> _Work request 1_: In the blog post about the upcoming Crypt TV short, where was the film shot?
> _Work request 2_: Carry on the Savage Henry Films blog posts from the point at which they end, keeping the same voice.

> _Document extract_:
══════

Upcoming short for Crypt TV

Nothing is worse than pulling a night shoot right in the middle of the week of day shoots....well perhaps a night shoot, during a week of day shoots, in Houston's 200% summer humidity. BUT sometimes those projects end up being worth it. 

About a week ago, Savage Henry Films was commissioned to produce a :60 short film, based on the nightmare of an interview subject for the horror platform Crypt TV. We managed to pull nearly everything together at the last minute and shot in an old barn provided courtesy of Texas Chance Productions.

The crew and our equipment endured the humidity (It was one of those Texas two-shirt-nights), and our short schedule and made what I think is a creepy lil' short that I like to call "Black Paternoster". Below are some screengrabs from our shoot to tide you over until it's live over at Crypt TV

In completely unrelated news if anyone wants to purchase a gently used coffin....I know a guy, who knows a guy.




Happy 2016 from Savage Henry Films

It's been an eventful year in Savage Henry land, and my new year's resolution is to actually spend time keeping this blog updated. 

This holiday season I decided to quickly throw together a holiday card in the form of a short film. The result was this little opus "Hank & Honey":

The nugget of the idea for the film was hatched for a planned Splatterfest short...until I discovered that there would be no Splatterfest in 2015 (of course, the one year I set aside time to do it!). So I promptly chucked the idea and forgot about it...until a few weeks before Thanksgiving when I got the itch to shoot a no-budget short.

══════

> _Data extract_:
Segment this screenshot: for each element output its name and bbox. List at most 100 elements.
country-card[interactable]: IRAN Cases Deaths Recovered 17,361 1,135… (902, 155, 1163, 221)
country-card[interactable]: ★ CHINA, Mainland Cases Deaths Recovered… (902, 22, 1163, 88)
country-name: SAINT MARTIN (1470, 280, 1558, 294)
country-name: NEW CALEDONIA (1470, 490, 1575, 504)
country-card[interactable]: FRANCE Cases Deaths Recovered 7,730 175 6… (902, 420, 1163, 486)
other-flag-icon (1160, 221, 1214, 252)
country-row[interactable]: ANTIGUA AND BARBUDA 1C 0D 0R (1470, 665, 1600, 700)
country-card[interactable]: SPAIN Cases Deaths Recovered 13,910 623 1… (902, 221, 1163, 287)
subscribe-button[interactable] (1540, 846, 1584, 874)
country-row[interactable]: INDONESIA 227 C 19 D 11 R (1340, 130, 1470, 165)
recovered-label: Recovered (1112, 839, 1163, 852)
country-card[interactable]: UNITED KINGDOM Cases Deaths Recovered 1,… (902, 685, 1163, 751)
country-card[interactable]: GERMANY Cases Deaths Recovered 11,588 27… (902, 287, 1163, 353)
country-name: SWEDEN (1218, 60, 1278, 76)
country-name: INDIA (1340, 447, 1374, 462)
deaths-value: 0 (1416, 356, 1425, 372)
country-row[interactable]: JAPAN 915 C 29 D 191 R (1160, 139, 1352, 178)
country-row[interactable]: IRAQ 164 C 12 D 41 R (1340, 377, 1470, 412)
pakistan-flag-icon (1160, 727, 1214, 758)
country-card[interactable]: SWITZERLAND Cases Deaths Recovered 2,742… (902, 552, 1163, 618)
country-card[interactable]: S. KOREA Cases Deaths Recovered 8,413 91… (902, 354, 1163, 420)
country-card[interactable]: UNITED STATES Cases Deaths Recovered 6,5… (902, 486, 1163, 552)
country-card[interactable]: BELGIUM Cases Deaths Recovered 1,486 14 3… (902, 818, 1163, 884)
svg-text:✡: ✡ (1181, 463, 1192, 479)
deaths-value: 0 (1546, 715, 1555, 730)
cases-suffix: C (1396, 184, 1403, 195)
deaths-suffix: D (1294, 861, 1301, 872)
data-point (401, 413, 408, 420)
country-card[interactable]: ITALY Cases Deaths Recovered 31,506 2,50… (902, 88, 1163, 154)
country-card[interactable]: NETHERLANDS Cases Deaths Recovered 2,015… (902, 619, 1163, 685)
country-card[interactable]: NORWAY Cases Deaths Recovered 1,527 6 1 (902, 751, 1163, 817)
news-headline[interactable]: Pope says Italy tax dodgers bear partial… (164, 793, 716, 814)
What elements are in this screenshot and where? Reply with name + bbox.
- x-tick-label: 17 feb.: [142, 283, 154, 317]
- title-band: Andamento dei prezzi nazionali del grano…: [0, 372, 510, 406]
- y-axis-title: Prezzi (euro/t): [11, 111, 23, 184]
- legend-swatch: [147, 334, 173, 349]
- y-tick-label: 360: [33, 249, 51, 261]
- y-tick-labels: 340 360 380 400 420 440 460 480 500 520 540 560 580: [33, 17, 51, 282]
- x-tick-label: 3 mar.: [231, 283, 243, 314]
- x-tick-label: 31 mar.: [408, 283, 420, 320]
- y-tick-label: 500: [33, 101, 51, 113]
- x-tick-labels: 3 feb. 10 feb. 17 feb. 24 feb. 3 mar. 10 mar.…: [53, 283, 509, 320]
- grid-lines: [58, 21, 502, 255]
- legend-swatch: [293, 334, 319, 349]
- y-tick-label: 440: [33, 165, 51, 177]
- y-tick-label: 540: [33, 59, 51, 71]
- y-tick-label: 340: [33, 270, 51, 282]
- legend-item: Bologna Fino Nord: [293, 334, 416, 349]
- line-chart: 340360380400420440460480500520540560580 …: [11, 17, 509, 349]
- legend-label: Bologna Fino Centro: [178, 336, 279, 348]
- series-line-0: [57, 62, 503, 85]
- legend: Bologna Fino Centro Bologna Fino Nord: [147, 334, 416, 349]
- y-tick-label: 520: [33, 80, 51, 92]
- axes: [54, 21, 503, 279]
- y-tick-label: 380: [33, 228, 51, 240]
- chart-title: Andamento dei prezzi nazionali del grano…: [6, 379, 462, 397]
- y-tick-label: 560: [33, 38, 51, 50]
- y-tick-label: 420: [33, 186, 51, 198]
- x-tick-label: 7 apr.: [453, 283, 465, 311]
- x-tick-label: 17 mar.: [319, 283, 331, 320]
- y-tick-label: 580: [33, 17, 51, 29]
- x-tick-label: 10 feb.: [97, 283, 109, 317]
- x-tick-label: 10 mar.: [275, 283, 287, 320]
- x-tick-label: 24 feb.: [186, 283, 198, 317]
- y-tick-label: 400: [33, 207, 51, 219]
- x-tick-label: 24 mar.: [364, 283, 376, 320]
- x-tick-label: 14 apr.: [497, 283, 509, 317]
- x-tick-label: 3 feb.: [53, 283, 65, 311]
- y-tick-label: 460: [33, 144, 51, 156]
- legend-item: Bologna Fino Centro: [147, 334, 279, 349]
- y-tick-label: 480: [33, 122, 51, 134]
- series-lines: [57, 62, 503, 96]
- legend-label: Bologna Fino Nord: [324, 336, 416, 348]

══════

> _Written reply 1_: It was shot in an old barn provided courtesy of Texas Chance Productions.

> _Written reply 2_:
The film was produced with an extremely short turnaround: 18 days from rolling the first shot, to uploading the final version of the film online. Despite the rush, I feel like it turned out fairly well, thanks in part to my excellent crew, and the talented actors in the cast. 

I was hoping to shoot the film with my lomo anamorphics (as I wanted to shoot the whole show fairly wide), but once I tallied up my lighting assets and plan, I realized that we were not going to be able to produce enough light to be able to shoot at T4/5.6 to get the Lomos sharp enough. So from this point I decided to try and break the low-light capabilities of the Blackmagic URSA that we shot on. With a 400ISO native sensor, we ended up shooting every single shot of this film wide open at T2 on Sony Cinelta lenses. 

So, watch the film....and hopefully it tickles that small black part of your heart this holiday season.